**Set task:** Every line holding the string "name" should be gathered.

↓

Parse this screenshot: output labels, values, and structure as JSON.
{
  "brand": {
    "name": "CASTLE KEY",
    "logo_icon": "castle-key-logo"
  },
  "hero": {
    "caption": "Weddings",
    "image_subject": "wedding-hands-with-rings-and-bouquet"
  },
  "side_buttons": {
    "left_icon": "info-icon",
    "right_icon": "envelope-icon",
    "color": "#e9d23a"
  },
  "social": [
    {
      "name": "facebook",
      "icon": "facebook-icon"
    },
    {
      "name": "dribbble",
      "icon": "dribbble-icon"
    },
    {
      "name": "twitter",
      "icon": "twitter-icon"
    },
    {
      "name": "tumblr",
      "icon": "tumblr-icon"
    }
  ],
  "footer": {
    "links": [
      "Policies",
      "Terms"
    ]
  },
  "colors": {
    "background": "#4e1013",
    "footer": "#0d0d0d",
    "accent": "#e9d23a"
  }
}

↑

**Written reply:**
    "name": "CASTLE KEY",
      "name": "facebook",
      "name": "dribbble",
      "name": "twitter",
      "name": "tumblr",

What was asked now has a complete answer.